§ Required work
Can you print the data below verbatim, starting with its first line and ending with the line containing "circle-shape [64, 461, 76, 473]", both of those lines included?

§ Dataset
******************************

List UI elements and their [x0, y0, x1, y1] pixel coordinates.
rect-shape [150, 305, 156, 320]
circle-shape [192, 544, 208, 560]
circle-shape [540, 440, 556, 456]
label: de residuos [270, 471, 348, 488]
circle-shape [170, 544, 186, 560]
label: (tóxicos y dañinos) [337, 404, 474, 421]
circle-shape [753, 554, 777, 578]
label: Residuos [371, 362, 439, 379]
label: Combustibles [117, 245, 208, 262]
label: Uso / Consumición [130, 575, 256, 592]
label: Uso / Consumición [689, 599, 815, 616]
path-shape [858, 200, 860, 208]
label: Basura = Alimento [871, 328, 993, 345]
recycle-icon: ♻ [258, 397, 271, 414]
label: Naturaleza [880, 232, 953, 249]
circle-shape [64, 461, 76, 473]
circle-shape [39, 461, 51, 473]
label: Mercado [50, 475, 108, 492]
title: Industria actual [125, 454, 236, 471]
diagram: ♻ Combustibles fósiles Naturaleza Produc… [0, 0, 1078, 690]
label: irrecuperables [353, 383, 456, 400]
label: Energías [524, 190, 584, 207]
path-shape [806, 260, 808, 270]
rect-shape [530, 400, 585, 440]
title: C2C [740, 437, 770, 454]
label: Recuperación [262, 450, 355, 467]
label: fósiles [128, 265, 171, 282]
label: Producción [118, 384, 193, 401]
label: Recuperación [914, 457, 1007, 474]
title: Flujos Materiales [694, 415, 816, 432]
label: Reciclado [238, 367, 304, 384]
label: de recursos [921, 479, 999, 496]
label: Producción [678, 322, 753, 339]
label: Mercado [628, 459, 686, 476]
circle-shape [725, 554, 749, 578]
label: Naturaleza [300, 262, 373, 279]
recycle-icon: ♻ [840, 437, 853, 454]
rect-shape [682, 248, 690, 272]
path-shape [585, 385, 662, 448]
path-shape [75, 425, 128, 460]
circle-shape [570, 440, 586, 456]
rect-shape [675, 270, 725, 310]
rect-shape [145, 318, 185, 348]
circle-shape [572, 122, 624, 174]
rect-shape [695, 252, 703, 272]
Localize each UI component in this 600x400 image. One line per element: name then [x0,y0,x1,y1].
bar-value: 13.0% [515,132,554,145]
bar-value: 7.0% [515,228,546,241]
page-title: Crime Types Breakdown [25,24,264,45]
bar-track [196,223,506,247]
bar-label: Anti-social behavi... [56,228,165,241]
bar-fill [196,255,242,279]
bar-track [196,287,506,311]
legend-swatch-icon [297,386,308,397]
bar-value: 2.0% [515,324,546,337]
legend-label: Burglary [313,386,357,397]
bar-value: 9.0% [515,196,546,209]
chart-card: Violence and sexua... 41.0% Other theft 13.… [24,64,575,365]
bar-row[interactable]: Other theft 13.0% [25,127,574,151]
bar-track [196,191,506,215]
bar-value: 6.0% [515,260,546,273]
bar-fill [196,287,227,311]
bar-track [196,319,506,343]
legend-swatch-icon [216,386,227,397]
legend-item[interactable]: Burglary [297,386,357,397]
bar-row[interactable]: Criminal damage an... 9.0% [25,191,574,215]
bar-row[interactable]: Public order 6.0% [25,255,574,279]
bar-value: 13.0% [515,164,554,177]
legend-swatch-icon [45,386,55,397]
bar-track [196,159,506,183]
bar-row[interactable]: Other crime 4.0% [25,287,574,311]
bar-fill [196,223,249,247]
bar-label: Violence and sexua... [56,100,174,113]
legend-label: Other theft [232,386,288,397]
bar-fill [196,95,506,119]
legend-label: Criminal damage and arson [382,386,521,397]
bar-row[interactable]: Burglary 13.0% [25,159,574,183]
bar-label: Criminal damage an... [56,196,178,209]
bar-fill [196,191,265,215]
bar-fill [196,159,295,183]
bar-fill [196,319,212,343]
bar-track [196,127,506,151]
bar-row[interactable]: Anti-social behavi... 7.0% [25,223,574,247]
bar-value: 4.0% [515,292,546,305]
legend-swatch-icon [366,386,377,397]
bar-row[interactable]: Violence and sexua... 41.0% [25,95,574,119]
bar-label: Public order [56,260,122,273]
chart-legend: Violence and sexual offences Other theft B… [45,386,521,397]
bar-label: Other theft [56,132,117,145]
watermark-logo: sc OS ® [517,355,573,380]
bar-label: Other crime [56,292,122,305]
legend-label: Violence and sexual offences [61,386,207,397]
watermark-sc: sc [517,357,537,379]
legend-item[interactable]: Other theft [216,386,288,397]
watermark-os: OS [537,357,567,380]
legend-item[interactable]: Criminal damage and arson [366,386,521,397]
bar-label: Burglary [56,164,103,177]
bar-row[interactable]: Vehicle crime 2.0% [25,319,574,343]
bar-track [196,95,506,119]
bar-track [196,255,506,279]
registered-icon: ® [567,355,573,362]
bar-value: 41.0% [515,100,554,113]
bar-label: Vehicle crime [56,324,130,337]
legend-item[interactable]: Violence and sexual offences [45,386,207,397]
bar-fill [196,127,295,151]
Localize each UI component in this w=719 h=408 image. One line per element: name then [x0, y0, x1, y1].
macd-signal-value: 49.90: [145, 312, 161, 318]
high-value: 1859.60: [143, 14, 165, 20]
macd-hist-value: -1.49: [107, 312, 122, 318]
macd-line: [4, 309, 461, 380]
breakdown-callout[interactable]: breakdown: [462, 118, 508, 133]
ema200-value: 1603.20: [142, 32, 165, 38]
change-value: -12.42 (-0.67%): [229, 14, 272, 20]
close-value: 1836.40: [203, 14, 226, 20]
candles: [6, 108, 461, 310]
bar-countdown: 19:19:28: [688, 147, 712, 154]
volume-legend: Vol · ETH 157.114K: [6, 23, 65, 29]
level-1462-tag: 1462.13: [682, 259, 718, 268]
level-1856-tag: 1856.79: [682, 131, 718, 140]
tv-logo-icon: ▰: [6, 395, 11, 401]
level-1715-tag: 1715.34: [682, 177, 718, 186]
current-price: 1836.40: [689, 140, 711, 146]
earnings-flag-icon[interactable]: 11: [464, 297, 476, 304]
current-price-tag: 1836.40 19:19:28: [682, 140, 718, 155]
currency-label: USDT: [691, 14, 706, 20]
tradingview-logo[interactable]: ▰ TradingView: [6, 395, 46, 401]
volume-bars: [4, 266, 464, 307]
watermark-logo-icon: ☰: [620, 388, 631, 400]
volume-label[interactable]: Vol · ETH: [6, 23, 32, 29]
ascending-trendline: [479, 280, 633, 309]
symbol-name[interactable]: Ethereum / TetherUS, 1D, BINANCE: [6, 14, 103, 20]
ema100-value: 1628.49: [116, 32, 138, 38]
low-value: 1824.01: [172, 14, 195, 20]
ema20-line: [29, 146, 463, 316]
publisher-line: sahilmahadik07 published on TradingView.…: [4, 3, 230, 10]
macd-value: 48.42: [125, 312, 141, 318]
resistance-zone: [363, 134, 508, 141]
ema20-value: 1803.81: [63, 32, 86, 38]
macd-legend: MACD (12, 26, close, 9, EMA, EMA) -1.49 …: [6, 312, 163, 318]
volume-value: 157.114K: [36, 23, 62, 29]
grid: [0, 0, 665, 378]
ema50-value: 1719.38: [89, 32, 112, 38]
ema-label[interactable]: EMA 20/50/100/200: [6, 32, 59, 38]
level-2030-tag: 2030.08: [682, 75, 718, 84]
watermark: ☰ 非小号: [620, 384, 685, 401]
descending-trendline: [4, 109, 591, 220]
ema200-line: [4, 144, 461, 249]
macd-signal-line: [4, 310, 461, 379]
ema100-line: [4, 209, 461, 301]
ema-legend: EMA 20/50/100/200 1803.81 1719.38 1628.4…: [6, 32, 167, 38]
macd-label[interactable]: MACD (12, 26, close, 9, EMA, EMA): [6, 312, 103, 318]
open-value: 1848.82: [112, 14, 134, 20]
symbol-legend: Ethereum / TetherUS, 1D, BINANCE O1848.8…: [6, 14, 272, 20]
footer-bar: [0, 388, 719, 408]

******************************

§ Written response
List UI elements and their [x0, y0, x1, y1] pixel coordinates.
rect-shape [150, 305, 156, 320]
circle-shape [192, 544, 208, 560]
circle-shape [540, 440, 556, 456]
label: de residuos [270, 471, 348, 488]
circle-shape [170, 544, 186, 560]
label: (tóxicos y dañinos) [337, 404, 474, 421]
circle-shape [753, 554, 777, 578]
label: Residuos [371, 362, 439, 379]
label: Combustibles [117, 245, 208, 262]
label: Uso / Consumición [130, 575, 256, 592]
label: Uso / Consumición [689, 599, 815, 616]
path-shape [858, 200, 860, 208]
label: Basura = Alimento [871, 328, 993, 345]
recycle-icon: ♻ [258, 397, 271, 414]
label: Naturaleza [880, 232, 953, 249]
circle-shape [64, 461, 76, 473]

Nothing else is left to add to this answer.